— Start Excerpted data —

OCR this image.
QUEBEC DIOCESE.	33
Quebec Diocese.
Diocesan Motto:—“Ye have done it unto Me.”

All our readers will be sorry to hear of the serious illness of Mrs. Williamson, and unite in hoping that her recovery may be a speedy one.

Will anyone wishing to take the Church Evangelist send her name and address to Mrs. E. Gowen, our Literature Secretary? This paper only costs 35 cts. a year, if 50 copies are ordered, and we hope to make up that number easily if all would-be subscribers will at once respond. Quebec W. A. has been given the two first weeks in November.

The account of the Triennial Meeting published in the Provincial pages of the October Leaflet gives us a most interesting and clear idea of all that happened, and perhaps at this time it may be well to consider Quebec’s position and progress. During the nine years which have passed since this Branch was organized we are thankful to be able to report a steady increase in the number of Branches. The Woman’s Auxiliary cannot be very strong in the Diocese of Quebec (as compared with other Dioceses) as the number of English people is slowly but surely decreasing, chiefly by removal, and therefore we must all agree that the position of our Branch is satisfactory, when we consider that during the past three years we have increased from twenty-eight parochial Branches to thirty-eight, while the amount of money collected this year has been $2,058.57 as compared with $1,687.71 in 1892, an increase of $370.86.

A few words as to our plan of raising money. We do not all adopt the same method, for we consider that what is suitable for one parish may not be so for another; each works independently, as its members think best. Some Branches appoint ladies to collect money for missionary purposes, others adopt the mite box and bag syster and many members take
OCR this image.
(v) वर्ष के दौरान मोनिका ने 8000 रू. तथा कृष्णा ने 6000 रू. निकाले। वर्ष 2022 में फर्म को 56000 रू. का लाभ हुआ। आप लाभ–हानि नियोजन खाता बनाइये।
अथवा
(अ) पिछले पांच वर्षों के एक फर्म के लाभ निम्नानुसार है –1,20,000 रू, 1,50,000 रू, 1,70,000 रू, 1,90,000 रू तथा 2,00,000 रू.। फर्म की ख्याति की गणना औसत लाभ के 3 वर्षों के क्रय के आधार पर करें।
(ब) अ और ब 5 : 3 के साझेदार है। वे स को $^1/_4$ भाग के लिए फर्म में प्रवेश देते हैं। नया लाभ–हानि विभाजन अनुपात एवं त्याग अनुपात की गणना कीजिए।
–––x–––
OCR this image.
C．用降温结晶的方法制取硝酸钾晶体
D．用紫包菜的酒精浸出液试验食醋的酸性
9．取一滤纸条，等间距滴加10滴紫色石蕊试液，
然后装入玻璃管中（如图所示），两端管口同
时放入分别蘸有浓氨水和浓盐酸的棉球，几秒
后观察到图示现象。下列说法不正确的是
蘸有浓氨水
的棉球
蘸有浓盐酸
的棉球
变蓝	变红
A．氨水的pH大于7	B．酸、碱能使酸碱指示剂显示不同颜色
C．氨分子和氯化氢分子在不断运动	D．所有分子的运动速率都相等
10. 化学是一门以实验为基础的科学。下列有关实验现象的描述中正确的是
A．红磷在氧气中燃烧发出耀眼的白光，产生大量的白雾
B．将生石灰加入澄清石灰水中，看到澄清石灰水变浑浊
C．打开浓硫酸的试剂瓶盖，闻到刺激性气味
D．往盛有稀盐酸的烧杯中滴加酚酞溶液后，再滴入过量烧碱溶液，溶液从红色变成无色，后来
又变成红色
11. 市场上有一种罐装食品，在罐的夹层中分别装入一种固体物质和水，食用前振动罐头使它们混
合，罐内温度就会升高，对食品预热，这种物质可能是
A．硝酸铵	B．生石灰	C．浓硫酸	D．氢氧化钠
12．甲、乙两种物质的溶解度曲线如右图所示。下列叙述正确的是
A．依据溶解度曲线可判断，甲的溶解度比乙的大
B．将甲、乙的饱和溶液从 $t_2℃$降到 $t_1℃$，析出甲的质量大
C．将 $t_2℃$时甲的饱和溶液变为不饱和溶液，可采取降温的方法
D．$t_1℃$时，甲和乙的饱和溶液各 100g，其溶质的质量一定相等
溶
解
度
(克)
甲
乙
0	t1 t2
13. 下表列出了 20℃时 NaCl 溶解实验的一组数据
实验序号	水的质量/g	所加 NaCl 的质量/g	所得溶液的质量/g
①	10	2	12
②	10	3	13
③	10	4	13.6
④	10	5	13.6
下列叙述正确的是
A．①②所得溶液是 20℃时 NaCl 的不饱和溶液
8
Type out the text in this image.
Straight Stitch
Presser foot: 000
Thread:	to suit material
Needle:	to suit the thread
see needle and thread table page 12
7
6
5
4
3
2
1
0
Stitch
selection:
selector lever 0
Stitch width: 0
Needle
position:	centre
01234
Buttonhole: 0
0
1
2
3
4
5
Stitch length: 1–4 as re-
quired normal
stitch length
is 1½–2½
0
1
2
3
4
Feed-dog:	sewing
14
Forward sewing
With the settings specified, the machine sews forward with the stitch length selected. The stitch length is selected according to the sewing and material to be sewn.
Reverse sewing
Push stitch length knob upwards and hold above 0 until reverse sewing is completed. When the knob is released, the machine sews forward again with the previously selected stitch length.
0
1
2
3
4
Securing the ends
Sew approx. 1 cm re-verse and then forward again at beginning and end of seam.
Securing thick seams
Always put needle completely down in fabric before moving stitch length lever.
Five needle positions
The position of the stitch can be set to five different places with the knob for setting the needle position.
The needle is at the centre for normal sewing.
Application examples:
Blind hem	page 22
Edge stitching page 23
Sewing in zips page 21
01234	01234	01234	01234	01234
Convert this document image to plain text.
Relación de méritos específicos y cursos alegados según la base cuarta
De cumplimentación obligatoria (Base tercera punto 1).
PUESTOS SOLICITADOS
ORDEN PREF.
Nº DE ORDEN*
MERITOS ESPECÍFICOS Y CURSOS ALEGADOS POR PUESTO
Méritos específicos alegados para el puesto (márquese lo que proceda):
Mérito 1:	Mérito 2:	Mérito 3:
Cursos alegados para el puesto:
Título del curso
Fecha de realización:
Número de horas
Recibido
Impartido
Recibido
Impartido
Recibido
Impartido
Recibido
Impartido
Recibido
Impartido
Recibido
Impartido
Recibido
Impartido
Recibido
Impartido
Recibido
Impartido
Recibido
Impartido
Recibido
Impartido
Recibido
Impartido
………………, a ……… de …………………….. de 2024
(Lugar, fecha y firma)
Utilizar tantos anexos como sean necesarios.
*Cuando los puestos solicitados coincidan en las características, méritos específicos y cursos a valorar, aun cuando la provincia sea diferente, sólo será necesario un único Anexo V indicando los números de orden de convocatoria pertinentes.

— End Excerpted data —

Prompt: From the records given above, copy all lines containing "centre".

Written answer:
position:	centre
The needle is at the centre for normal sewing.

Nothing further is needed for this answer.